WHAT TO DO
Type out the records that follow, exactly as given.

═════ SOURCE MATERIAL

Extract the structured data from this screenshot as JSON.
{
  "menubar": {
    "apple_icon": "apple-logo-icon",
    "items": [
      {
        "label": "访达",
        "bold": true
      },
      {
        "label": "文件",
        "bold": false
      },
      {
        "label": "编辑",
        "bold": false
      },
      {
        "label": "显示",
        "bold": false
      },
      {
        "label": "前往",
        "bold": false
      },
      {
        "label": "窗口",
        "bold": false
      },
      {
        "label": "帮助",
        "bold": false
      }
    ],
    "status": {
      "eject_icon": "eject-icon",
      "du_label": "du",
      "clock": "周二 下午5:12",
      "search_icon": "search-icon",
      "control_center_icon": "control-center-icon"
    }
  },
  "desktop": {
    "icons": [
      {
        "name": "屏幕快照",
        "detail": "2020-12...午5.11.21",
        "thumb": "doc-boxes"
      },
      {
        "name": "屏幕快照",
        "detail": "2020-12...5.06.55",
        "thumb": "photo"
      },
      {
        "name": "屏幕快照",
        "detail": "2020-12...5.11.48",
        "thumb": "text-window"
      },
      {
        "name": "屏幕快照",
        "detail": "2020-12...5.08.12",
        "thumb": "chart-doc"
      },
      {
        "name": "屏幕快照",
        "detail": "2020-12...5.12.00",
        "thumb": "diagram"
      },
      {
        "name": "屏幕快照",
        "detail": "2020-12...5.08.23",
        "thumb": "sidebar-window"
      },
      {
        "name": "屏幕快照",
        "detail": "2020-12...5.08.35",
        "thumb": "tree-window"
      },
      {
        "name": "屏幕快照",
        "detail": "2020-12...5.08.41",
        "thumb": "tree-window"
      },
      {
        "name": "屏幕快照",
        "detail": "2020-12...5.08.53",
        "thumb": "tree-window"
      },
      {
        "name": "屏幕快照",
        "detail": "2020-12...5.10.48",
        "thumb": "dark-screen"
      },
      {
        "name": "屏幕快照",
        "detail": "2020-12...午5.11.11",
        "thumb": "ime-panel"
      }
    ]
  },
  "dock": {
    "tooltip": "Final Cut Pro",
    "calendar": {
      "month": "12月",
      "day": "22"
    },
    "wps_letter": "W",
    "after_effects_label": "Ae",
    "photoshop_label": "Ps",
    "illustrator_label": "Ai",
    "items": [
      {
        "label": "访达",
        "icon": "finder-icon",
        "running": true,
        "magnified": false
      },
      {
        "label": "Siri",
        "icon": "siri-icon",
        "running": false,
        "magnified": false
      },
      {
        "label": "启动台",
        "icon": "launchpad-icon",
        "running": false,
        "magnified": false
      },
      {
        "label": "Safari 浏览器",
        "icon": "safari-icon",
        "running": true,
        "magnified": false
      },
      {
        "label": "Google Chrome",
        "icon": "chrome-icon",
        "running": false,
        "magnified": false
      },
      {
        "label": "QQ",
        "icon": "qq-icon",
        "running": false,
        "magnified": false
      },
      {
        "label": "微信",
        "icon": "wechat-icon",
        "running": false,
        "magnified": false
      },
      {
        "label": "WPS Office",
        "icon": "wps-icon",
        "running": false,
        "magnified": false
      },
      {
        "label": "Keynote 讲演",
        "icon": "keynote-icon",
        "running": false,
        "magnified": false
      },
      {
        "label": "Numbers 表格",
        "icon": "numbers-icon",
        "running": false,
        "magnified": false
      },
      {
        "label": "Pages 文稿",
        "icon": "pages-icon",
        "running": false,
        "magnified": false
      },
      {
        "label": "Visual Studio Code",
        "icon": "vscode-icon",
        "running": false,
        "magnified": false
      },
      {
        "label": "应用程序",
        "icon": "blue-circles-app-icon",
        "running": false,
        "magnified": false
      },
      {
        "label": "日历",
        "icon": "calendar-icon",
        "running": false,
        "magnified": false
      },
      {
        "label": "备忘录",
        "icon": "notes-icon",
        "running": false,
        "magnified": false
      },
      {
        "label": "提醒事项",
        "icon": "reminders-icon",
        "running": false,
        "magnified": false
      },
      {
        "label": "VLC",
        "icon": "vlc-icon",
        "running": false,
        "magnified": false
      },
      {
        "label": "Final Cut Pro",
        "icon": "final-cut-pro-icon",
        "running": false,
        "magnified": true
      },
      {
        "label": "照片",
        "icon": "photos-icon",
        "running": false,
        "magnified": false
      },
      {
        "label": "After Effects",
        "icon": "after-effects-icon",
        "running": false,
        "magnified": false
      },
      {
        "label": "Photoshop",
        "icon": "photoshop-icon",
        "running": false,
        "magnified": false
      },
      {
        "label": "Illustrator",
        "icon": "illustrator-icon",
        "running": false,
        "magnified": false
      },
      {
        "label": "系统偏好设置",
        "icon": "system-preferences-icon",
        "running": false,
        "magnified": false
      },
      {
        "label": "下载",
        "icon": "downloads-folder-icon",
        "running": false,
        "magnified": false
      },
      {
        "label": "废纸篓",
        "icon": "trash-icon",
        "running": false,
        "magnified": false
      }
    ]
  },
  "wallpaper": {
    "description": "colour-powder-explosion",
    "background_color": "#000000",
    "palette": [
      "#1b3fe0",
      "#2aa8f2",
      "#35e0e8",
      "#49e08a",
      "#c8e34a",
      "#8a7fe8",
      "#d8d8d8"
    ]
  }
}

══════════

RESULT OF THIS EXERCISE
Extract the structured data from this screenshot as JSON.
{
  "menubar": {
    "apple_icon": "apple-logo-icon",
    "items": [
      {
        "label": "访达",
        "bold": true
      },
      {
        "label": "文件",
        "bold": false
      },
      {
        "label": "编辑",
        "bold": false
      },
      {
        "label": "显示",
        "bold": false
      },
      {
        "label": "前往",
        "bold": false
      },
      {
        "label": "窗口",
        "bold": false
      },
      {
        "label": "帮助",
        "bold": false
      }
    ],
    "status": {
      "eject_icon": "eject-icon",
      "du_label": "du",
      "clock": "周二 下午5:12",
      "search_icon": "search-icon",
      "control_center_icon": "control-center-icon"
    }
  },
  "desktop": {
    "icons": [
      {
        "name": "屏幕快照",
        "detail": "2020-12...午5.11.21",
        "thumb": "doc-boxes"
      },
      {
        "name": "屏幕快照",
        "detail": "2020-12...5.06.55",
        "thumb": "photo"
      },
      {
        "name": "屏幕快照",
        "detail": "2020-12...5.11.48",
        "thumb": "text-window"
      },
      {
        "name": "屏幕快照",
        "detail": "2020-12...5.08.12",
        "thumb": "chart-doc"
      },
      {
        "name": "屏幕快照",
        "detail": "2020-12...5.12.00",
        "thumb": "diagram"
      },
      {
        "name": "屏幕快照",
        "detail": "2020-12...5.08.23",
        "thumb": "sidebar-window"
      },
      {
        "name": "屏幕快照",
        "detail": "2020-12...5.08.35",
        "thumb": "tree-window"
      },
      {
        "name": "屏幕快照",
        "detail": "2020-12...5.08.41",
        "thumb": "tree-window"
      },
      {
        "name": "屏幕快照",
        "detail": "2020-12...5.08.53",
        "thumb": "tree-window"
      },
      {
        "name": "屏幕快照",
        "detail": "2020-12...5.10.48",
        "thumb": "dark-screen"
      },
      {
        "name": "屏幕快照",
        "detail": "2020-12...午5.11.11",
        "thumb": "ime-panel"
      }
    ]
  },
  "dock": {
    "tooltip": "Final Cut Pro",
    "calendar": {
      "month": "12月",
      "day": "22"
    },
    "wps_letter": "W",
    "after_effects_label": "Ae",
    "photoshop_label": "Ps",
    "illustrator_label": "Ai",
    "items": [
      {
        "label": "访达",
        "icon": "finder-icon",
        "running": true,
        "magnified": false
      },
      {
        "label": "Siri",
        "icon": "siri-icon",
        "running": false,
        "magnified": false
      },
      {
        "label": "启动台",
        "icon": "launchpad-icon",
        "running": false,
        "magnified": false
      },
      {
        "label": "Safari 浏览器",
        "icon": "safari-icon",
        "running": true,
        "magnified": false
      },
      {
        "label": "Google Chrome",
        "icon": "chrome-icon",
        "running": false,
        "magnified": false
      },
      {
        "label": "QQ",
        "icon": "qq-icon",
        "running": false,
        "magnified": false
      },
      {
        "label": "微信",
        "icon": "wechat-icon",
        "running": false,
        "magnified": false
      },
      {
        "label": "WPS Office",
        "icon": "wps-icon",
        "running": false,
        "magnified": false
      },
      {
        "label": "Keynote 讲演",
        "icon": "keynote-icon",
        "running": false,
        "magnified": false
      },
      {
        "label": "Numbers 表格",
        "icon": "numbers-icon",
        "running": false,
        "magnified": false
      },
      {
        "label": "Pages 文稿",
        "icon": "pages-icon",
        "running": false,
        "magnified": false
      },
      {
        "label": "Visual Studio Code",
        "icon": "vscode-icon",
        "running": false,
        "magnified": false
      },
      {
        "label": "应用程序",
        "icon": "blue-circles-app-icon",
        "running": false,
        "magnified": false
      },
      {
        "label": "日历",
        "icon": "calendar-icon",
        "running": false,
        "magnified": false
      },
      {
        "label": "备忘录",
        "icon": "notes-icon",
        "running": false,
        "magnified": false
      },
      {
        "label": "提醒事项",
        "icon": "reminders-icon",
        "running": false,
        "magnified": false
      },
      {
        "label": "VLC",
        "icon": "vlc-icon",
        "running": false,
        "magnified": false
      },
      {
        "label": "Final Cut Pro",
        "icon": "final-cut-pro-icon",
        "running": false,
        "magnified": true
      },
      {
        "label": "照片",
        "icon": "photos-icon",
        "running": false,
        "magnified": false
      },
      {
        "label": "After Effects",
        "icon": "after-effects-icon",
        "running": false,
        "magnified": false
      },
      {
        "label": "Photoshop",
        "icon": "photoshop-icon",
        "running": false,
        "magnified": false
      },
      {
        "label": "Illustrator",
        "icon": "illustrator-icon",
        "running": false,
        "magnified": false
      },
      {
        "label": "系统偏好设置",
        "icon": "system-preferences-icon",
        "running": false,
        "magnified": false
      },
      {
        "label": "下载",
        "icon": "downloads-folder-icon",
        "running": false,
        "magnified": false
      },
      {
        "label": "废纸篓",
        "icon": "trash-icon",
        "running": false,
        "magnified": false
      }
    ]
  },
  "wallpaper": {
    "description": "colour-powder-explosion",
    "background_color": "#000000",
    "palette": [
      "#1b3fe0",
      "#2aa8f2",
      "#35e0e8",
      "#49e08a",
      "#c8e34a",
      "#8a7fe8",
      "#d8d8d8"
    ]
  }
}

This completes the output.